>>>

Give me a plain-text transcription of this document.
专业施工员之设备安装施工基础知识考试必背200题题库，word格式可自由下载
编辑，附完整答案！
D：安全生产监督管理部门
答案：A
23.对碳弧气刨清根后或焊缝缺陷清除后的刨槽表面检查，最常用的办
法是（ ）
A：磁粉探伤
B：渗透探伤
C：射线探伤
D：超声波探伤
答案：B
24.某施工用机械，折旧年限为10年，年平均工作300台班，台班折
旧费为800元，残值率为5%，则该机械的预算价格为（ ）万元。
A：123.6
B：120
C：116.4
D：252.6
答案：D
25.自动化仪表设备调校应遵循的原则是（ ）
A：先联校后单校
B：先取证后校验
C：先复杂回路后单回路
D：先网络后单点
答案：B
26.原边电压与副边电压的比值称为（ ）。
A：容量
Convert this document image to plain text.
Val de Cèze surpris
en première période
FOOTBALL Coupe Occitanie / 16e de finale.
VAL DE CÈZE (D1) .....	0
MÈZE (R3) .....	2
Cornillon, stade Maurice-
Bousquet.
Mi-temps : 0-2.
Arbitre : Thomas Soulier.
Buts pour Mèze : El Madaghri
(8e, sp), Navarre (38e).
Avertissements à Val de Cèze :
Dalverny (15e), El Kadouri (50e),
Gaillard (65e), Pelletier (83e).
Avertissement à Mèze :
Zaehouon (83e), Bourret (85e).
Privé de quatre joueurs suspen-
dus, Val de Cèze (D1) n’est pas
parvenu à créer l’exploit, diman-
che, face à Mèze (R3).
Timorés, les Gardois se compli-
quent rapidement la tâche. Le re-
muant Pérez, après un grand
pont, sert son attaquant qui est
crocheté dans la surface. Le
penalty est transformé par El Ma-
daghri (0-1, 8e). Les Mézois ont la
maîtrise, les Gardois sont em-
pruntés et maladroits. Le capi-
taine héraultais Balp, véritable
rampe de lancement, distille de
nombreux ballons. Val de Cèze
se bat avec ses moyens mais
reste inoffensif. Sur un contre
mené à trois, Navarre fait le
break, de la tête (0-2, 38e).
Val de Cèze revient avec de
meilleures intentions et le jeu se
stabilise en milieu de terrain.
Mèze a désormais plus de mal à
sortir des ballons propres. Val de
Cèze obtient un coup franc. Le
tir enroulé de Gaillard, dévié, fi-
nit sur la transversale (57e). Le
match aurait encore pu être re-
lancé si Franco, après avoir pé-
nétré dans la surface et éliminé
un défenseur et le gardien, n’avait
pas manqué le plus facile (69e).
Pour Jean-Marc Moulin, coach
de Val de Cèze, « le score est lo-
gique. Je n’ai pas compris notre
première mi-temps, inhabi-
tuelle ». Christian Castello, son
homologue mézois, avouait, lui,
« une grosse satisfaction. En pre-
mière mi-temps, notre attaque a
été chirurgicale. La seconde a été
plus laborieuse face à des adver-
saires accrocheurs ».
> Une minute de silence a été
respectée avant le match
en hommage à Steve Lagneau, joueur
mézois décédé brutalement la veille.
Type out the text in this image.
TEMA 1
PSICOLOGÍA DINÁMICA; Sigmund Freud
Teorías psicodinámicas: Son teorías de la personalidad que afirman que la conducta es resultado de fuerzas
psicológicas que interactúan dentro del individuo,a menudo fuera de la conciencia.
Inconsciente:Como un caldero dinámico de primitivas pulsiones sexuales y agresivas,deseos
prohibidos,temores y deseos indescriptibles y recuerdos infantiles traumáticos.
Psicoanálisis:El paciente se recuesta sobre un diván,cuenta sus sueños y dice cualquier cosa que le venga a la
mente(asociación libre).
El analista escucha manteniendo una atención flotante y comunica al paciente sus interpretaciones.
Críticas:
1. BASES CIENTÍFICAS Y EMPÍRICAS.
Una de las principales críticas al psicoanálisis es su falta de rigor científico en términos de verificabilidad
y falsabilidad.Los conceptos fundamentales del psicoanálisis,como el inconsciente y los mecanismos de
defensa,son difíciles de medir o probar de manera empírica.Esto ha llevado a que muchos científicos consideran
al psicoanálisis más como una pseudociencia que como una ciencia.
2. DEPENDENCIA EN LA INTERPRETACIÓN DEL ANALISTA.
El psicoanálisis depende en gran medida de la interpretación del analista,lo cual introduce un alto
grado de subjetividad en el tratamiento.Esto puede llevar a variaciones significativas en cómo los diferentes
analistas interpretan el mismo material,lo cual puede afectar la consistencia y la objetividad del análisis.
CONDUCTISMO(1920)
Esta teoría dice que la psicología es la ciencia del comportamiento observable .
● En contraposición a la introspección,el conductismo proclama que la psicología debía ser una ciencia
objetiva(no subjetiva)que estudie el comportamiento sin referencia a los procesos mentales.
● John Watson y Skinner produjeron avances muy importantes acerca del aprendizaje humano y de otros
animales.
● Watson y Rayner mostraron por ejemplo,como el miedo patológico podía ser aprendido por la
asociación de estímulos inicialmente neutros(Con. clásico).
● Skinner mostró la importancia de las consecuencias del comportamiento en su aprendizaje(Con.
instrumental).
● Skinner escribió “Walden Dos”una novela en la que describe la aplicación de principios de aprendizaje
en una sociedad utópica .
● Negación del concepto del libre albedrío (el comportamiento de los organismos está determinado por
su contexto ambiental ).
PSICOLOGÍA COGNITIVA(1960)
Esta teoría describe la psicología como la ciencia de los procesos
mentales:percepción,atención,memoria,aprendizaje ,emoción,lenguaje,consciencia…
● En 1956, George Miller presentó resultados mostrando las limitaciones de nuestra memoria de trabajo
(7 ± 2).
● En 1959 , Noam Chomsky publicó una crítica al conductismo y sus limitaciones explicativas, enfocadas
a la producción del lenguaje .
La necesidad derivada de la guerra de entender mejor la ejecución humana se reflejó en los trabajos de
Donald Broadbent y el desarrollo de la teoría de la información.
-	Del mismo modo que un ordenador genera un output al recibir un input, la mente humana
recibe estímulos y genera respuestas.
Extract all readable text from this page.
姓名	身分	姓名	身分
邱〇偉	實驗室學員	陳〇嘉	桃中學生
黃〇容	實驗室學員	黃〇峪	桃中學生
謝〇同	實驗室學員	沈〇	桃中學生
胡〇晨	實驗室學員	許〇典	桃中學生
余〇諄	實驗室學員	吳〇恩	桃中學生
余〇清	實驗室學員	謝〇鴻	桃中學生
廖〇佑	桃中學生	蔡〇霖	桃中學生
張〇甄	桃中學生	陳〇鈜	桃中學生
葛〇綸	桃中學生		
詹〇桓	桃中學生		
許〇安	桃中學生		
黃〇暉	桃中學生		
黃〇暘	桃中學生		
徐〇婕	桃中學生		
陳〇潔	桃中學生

<<<

> _TASK DETAILS_:
Isolate each line of the listing above that includes "describe". Copy it.

> _REPLY TO THE EXERCISE_:
● Skinner escribió “Walden Dos”una novela en la que describe la aplicación de principios de aprendizaje
Esta teoría describe la psicología como la ciencia de los procesos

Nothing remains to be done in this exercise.